• Task details
Repeat all the material exactly; pictures stay out of your copy.

• Available records

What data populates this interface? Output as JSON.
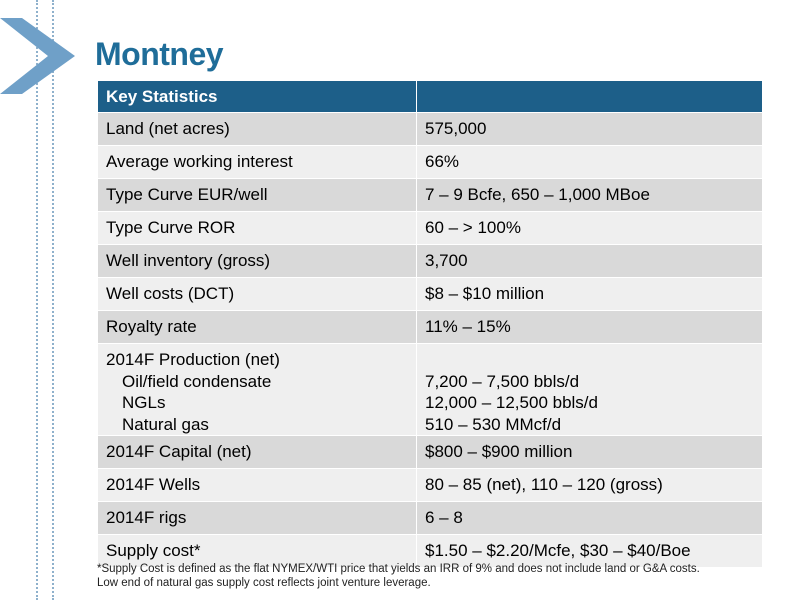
{
  "title": "Montney",
  "table": {
    "header": [
      "Key Statistics",
      ""
    ],
    "rows": [
      {
        "label": "Land (net acres)",
        "value": "575,000"
      },
      {
        "label": "Average working interest",
        "value": "66%"
      },
      {
        "label": "Type Curve EUR/well",
        "value": "7 – 9 Bcfe, 650 – 1,000 MBoe"
      },
      {
        "label": "Type Curve ROR",
        "value": "60 – > 100%"
      },
      {
        "label": "Well inventory (gross)",
        "value": "3,700"
      },
      {
        "label": "Well costs (DCT)",
        "value": "$8 – $10 million"
      },
      {
        "label": "Royalty rate",
        "value": "11% – 15%"
      }
    ],
    "production": {
      "label": "2014F Production (net)",
      "items": [
        {
          "label": "Oil/field condensate",
          "value": "7,200 – 7,500 bbls/d"
        },
        {
          "label": "NGLs",
          "value": "12,000 – 12,500 bbls/d"
        },
        {
          "label": "Natural gas",
          "value": "510 – 530 MMcf/d"
        }
      ]
    },
    "rows_after": [
      {
        "label": "2014F Capital (net)",
        "value": "$800 – $900 million"
      },
      {
        "label": "2014F Wells",
        "value": "80 – 85 (net), 110 – 120 (gross)"
      },
      {
        "label": "2014F rigs",
        "value": "6 – 8"
      },
      {
        "label": "Supply cost*",
        "value": "$1.50 – $2.20/Mcfe, $30 – $40/Boe"
      }
    ]
  },
  "footnote": {
    "line1": "*Supply Cost is defined as the flat NYMEX/WTI price that yields an IRR of 9% and does not include land or G&A costs.",
    "line2": "Low end of natural gas supply cost reflects joint venture leverage."
  },
  "colors": {
    "title": "#1f6d99",
    "header": "#1d5f89",
    "row_dark": "#d9d9d9",
    "row_light": "#efefef",
    "chevron": "#6fa0c8"
  }
}
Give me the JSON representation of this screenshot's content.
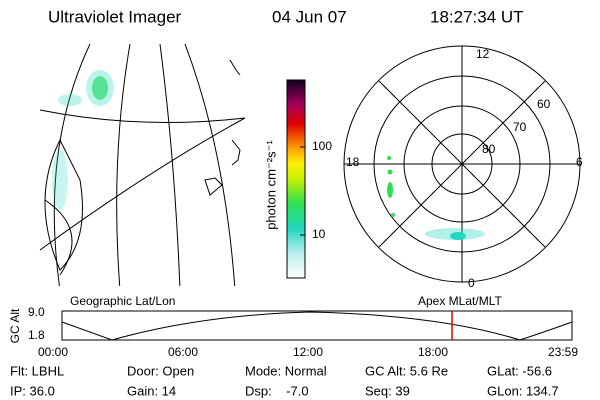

• Completed exercise
What data populates this interface? Output as JSON.
{
  "title": "Montney",
  "table": {
    "header": [
      "Key Statistics",
      ""
    ],
    "rows": [
      {
        "label": "Land (net acres)",
        "value": "575,000"
      },
      {
        "label": "Average working interest",
        "value": "66%"
      },
      {
        "label": "Type Curve EUR/well",
        "value": "7 – 9 Bcfe, 650 – 1,000 MBoe"
      },
      {
        "label": "Type Curve ROR",
        "value": "60 – > 100%"
      },
      {
        "label": "Well inventory (gross)",
        "value": "3,700"
      },
      {
        "label": "Well costs (DCT)",
        "value": "$8 – $10 million"
      },
      {
        "label": "Royalty rate",
        "value": "11% – 15%"
      }
    ],
    "production": {
      "label": "2014F Production (net)",
      "items": [
        {
          "label": "Oil/field condensate",
          "value": "7,200 – 7,500 bbls/d"
        },
        {
          "label": "NGLs",
          "value": "12,000 – 12,500 bbls/d"
        },
        {
          "label": "Natural gas",
          "value": "510 – 530 MMcf/d"
        }
      ]
    },
    "rows_after": [
      {
        "label": "2014F Capital (net)",
        "value": "$800 – $900 million"
      },
      {
        "label": "2014F Wells",
        "value": "80 – 85 (net), 110 – 120 (gross)"
      },
      {
        "label": "2014F rigs",
        "value": "6 – 8"
      },
      {
        "label": "Supply cost*",
        "value": "$1.50 – $2.20/Mcfe, $30 – $40/Boe"
      }
    ]
  },
  "footnote": {
    "line1": "*Supply Cost is defined as the flat NYMEX/WTI price that yields an IRR of 9% and does not include land or G&A costs.",
    "line2": "Low end of natural gas supply cost reflects joint venture leverage."
  },
  "colors": {
    "title": "#1f6d99",
    "header": "#1d5f89",
    "row_dark": "#d9d9d9",
    "row_light": "#efefef",
    "chevron": "#6fa0c8"
  }
}
Give me the JSON representation of this screenshot's content.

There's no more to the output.